:: Given instruction ::
Locate the lines of the listing below that hold "this", then copy each of them.
+===+
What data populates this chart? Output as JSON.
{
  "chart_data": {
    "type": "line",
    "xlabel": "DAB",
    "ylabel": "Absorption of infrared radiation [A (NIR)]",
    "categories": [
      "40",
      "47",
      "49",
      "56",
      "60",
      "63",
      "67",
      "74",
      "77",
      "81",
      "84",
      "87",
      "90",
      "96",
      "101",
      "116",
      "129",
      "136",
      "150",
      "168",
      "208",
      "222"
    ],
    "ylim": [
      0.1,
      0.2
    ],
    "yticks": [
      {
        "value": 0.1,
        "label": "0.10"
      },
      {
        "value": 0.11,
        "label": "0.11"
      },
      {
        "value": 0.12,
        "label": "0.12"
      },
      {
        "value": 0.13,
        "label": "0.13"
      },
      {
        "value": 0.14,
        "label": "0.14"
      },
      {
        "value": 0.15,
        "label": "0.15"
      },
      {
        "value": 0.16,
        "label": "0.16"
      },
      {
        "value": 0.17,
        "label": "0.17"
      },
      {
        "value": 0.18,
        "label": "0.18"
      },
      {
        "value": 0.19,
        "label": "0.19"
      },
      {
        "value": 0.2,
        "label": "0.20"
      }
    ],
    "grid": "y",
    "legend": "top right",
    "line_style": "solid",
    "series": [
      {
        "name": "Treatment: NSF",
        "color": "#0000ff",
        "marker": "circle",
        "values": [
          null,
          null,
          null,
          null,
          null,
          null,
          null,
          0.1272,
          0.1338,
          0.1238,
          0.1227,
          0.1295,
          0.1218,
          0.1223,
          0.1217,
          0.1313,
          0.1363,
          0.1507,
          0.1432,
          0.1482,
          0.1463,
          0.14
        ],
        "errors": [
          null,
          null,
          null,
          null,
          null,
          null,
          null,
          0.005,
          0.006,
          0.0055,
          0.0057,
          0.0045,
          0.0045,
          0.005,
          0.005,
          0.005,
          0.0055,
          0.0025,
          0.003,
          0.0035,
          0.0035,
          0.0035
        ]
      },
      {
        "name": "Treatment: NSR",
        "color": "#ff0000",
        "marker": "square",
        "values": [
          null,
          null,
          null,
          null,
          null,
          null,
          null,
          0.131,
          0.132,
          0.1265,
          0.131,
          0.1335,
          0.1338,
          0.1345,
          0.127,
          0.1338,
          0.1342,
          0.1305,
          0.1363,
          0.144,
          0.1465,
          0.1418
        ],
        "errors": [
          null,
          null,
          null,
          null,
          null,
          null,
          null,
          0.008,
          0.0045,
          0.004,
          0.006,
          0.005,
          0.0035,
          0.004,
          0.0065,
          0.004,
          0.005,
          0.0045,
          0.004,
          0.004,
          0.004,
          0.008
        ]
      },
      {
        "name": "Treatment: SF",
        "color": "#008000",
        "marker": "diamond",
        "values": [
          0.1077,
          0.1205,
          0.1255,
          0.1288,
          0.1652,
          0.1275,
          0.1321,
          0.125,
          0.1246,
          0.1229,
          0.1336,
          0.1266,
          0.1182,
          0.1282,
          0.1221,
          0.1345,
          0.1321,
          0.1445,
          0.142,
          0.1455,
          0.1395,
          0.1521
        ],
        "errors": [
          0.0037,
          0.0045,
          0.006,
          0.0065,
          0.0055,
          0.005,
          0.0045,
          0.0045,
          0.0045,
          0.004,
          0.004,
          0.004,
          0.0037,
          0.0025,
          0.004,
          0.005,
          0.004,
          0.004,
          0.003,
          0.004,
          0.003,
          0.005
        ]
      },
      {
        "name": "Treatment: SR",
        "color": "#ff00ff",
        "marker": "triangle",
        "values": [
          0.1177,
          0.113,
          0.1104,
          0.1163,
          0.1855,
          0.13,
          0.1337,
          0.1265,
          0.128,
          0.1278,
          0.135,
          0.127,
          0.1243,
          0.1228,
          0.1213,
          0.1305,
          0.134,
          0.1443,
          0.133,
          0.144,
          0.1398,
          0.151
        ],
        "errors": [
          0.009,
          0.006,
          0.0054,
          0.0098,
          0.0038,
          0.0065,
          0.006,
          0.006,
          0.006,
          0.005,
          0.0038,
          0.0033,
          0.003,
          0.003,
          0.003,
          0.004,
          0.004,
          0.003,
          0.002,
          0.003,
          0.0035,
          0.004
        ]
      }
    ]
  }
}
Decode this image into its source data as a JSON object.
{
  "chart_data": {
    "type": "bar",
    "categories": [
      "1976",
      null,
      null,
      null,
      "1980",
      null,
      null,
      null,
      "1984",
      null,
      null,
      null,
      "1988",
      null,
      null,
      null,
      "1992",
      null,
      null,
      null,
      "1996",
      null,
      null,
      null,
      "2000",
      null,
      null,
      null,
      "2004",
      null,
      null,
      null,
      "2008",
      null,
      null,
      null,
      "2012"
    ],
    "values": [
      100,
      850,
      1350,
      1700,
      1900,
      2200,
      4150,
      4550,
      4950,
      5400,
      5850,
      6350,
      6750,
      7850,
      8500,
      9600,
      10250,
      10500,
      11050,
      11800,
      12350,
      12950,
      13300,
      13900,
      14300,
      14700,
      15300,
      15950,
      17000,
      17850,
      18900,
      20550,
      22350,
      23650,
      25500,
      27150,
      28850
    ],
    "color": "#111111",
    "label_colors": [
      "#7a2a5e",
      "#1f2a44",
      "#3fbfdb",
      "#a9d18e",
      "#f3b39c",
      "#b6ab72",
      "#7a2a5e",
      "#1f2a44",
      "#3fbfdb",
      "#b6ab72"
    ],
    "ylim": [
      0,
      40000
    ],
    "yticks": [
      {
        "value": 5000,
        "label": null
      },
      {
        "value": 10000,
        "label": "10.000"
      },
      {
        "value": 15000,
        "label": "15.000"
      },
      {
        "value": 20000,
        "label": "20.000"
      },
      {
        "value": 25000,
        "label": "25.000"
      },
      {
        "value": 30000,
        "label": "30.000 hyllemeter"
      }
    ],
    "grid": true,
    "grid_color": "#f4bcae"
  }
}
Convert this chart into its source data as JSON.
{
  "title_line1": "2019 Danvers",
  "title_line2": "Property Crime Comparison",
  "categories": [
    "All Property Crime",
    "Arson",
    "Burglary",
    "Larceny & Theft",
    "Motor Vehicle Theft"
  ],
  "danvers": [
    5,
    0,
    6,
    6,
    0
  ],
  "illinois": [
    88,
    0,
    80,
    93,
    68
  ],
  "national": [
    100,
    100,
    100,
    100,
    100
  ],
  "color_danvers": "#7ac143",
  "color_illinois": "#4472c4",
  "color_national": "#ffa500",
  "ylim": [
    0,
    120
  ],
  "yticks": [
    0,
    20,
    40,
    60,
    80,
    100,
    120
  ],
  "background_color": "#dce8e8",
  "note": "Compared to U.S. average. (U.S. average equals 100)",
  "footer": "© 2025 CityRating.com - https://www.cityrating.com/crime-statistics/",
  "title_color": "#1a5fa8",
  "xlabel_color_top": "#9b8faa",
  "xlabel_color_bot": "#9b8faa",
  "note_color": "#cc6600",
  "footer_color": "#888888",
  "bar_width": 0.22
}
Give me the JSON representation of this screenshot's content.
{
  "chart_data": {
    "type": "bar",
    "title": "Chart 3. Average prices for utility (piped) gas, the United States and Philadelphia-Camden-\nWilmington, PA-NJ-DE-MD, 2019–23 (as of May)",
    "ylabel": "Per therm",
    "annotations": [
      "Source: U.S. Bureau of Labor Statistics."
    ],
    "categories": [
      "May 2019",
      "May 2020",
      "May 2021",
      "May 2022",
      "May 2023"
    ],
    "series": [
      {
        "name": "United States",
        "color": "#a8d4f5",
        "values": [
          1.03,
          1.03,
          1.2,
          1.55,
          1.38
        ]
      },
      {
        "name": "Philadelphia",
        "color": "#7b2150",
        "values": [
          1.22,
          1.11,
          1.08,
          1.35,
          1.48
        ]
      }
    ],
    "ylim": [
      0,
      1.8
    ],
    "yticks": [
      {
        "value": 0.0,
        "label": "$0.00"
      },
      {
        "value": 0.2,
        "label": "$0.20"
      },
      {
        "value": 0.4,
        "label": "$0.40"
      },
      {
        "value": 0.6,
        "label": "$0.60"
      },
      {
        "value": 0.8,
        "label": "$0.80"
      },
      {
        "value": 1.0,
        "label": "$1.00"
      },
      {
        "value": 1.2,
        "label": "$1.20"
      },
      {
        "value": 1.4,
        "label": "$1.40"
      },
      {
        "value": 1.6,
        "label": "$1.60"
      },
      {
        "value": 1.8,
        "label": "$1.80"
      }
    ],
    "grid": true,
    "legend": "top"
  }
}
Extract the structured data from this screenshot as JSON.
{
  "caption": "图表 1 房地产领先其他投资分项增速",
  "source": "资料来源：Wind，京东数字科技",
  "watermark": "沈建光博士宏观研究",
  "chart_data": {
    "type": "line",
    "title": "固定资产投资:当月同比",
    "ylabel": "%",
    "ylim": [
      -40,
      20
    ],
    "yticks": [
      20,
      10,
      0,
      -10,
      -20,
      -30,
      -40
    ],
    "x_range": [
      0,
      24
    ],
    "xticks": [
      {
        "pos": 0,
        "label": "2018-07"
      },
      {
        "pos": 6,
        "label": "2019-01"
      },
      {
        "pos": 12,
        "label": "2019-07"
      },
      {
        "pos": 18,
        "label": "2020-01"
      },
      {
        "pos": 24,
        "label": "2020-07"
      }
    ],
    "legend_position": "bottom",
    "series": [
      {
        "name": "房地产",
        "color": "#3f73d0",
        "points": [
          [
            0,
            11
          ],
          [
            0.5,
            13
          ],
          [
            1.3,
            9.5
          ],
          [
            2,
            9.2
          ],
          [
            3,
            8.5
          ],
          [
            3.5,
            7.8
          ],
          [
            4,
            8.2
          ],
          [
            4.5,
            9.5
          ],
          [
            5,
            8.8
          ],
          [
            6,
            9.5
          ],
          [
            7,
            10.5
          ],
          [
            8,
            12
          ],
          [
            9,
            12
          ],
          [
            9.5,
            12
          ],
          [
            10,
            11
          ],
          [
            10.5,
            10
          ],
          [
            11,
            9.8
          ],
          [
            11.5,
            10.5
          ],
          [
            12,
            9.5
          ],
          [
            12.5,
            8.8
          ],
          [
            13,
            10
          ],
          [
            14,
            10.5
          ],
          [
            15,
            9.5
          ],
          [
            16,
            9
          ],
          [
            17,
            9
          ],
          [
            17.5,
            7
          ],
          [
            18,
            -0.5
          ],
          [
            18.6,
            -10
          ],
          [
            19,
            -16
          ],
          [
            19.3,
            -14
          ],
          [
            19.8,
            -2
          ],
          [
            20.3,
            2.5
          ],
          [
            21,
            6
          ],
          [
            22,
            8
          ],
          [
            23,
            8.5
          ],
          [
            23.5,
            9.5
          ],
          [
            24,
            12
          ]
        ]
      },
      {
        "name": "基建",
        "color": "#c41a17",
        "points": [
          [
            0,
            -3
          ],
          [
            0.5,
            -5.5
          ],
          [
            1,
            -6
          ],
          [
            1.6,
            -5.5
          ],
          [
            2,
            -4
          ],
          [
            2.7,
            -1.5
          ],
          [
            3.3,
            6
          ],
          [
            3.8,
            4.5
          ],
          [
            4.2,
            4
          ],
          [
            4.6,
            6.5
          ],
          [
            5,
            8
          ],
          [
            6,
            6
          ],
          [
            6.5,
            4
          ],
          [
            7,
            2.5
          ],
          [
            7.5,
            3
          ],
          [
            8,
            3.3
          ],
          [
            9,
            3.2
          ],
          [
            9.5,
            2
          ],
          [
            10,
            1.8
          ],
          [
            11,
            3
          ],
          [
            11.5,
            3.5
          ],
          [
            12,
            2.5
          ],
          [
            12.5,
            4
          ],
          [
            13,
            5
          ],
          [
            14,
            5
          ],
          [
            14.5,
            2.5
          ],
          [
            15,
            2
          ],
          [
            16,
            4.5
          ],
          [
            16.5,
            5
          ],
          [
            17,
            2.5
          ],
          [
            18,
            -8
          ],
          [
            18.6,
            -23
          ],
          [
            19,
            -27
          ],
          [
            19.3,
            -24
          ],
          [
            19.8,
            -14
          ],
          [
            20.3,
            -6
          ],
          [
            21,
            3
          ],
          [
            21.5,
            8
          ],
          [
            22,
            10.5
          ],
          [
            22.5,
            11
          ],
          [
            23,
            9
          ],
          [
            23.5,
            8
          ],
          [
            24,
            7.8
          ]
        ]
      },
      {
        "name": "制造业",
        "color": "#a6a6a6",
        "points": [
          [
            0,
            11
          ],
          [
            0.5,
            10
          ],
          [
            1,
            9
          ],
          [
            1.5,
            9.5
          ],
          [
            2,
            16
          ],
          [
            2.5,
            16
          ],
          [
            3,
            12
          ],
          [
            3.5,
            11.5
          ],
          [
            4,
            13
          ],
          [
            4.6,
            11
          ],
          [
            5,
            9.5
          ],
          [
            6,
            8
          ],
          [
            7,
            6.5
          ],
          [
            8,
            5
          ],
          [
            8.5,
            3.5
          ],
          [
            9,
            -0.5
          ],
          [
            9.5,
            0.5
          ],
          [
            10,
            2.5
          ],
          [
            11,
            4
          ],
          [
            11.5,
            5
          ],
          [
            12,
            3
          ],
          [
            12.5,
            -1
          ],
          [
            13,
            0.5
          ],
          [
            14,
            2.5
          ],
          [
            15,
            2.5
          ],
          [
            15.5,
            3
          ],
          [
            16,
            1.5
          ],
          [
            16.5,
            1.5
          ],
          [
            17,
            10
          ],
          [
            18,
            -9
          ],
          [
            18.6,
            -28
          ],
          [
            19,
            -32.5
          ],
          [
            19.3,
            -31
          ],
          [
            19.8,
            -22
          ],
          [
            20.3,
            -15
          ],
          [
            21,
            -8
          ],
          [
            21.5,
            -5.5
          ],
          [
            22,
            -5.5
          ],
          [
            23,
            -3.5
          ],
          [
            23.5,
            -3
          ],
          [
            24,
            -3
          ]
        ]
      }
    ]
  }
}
+===+
:: Task solution ::
What data populates this chart? Output as JSON.
Decode this image into its source data as a JSON object.
Convert this chart into its source data as JSON.
Give me the JSON representation of this screenshot's content.
Extract the structured data from this screenshot as JSON.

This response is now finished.